— START —

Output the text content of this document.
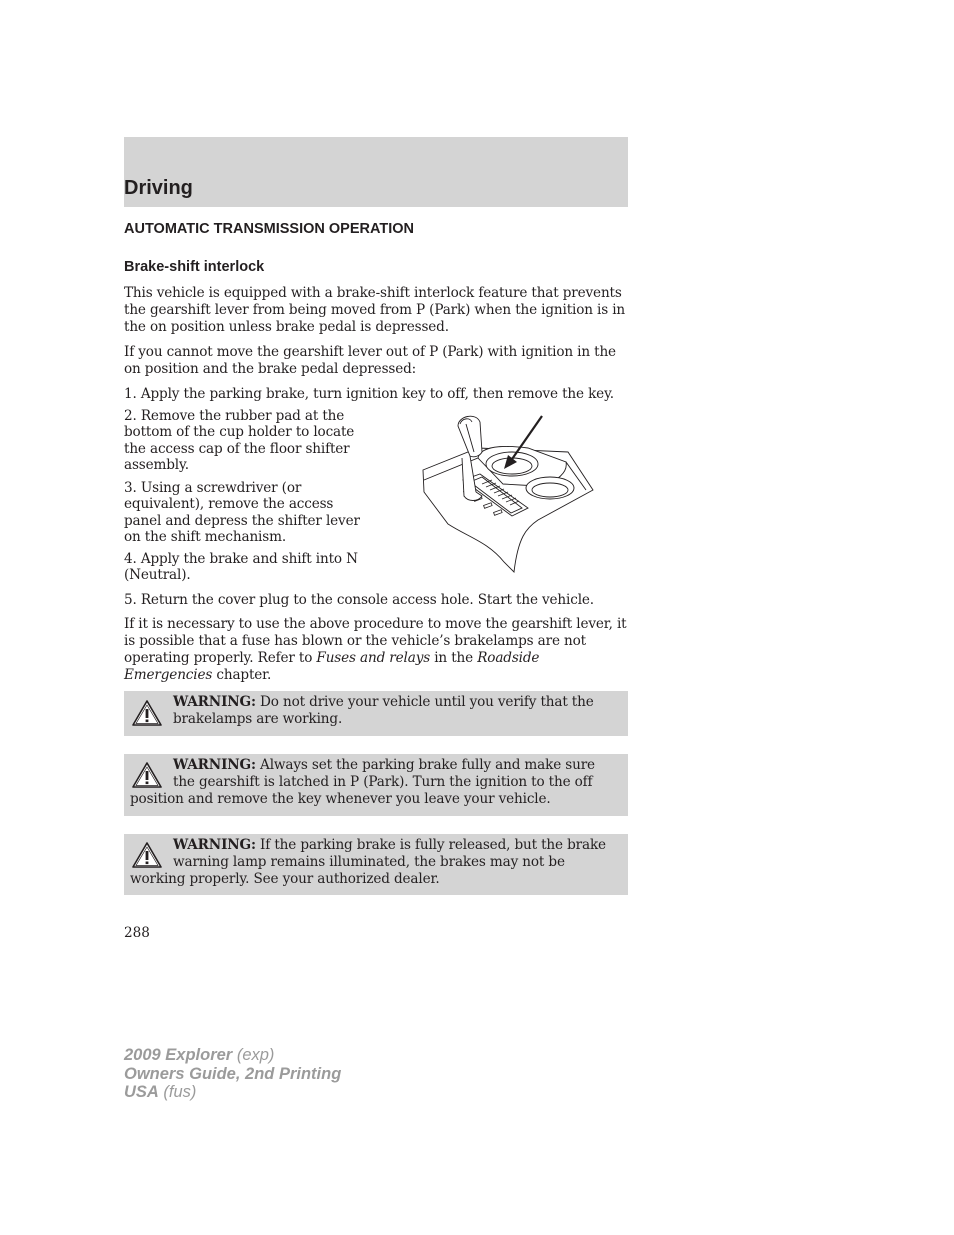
Driving
AUTOMATIC TRANSMISSION OPERATION
Brake-shift interlock

This vehicle is equipped with a brake-shift interlock feature that prevents the gearshift lever from being moved from P (Park) when the ignition is in the on position unless brake pedal is depressed.

If you cannot move the gearshift lever out of P (Park) with ignition in the on position and the brake pedal depressed:

1. Apply the parking brake, turn ignition key to off, then remove the key.

2. Remove the rubber pad at the bottom of the cup holder to locate the access cap of the floor shifter assembly.

3. Using a screwdriver (or equivalent), remove the access panel and depress the shifter lever on the shift mechanism.

4. Apply the brake and shift into N (Neutral).

5. Return the cover plug to the console access hole. Start the vehicle.

If it is necessary to use the above procedure to move the gearshift lever, it is possible that a fuse has blown or the vehicle’s brakelamps are not operating properly. Refer to Fuses and relays in the Roadside Emergencies chapter.

WARNING: Do not drive your vehicle until you verify that the brakelamps are working.

WARNING: Always set the parking brake fully and make sure the gearshift is latched in P (Park). Turn the ignition to the off position and remove the key whenever you leave your vehicle.

WARNING: If the parking brake is fully released, but the brake warning lamp remains illuminated, the brakes may not be working properly. See your authorized dealer.

288
2009 Explorer (exp)
Owners Guide, 2nd Printing
USA (fus)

— END —

WORK TO DO:
Retype all entries exactly as they appear, dropping the images.

EXERCISE SOLUTION:
Output the text content of this document.
Driving
AUTOMATIC TRANSMISSION OPERATION
Brake-shift interlock

This vehicle is equipped with a brake-shift interlock feature that prevents the gearshift lever from being moved from P (Park) when the ignition is in the on position unless brake pedal is depressed.

If you cannot move the gearshift lever out of P (Park) with ignition in the on position and the brake pedal depressed:

1. Apply the parking brake, turn ignition key to off, then remove the key.

2. Remove the rubber pad at the bottom of the cup holder to locate the access cap of the floor shifter assembly.

3. Using a screwdriver (or equivalent), remove the access panel and depress the shifter lever on the shift mechanism.

4. Apply the brake and shift into N (Neutral).

5. Return the cover plug to the console access hole. Start the vehicle.

If it is necessary to use the above procedure to move the gearshift lever, it is possible that a fuse has blown or the vehicle’s brakelamps are not operating properly. Refer to Fuses and relays in the Roadside Emergencies chapter.

WARNING: Do not drive your vehicle until you verify that the brakelamps are working.

WARNING: Always set the parking brake fully and make sure the gearshift is latched in P (Park). Turn the ignition to the off position and remove the key whenever you leave your vehicle.

WARNING: If the parking brake is fully released, but the brake warning lamp remains illuminated, the brakes may not be working properly. See your authorized dealer.

288
2009 Explorer (exp)
Owners Guide, 2nd Printing
USA (fus)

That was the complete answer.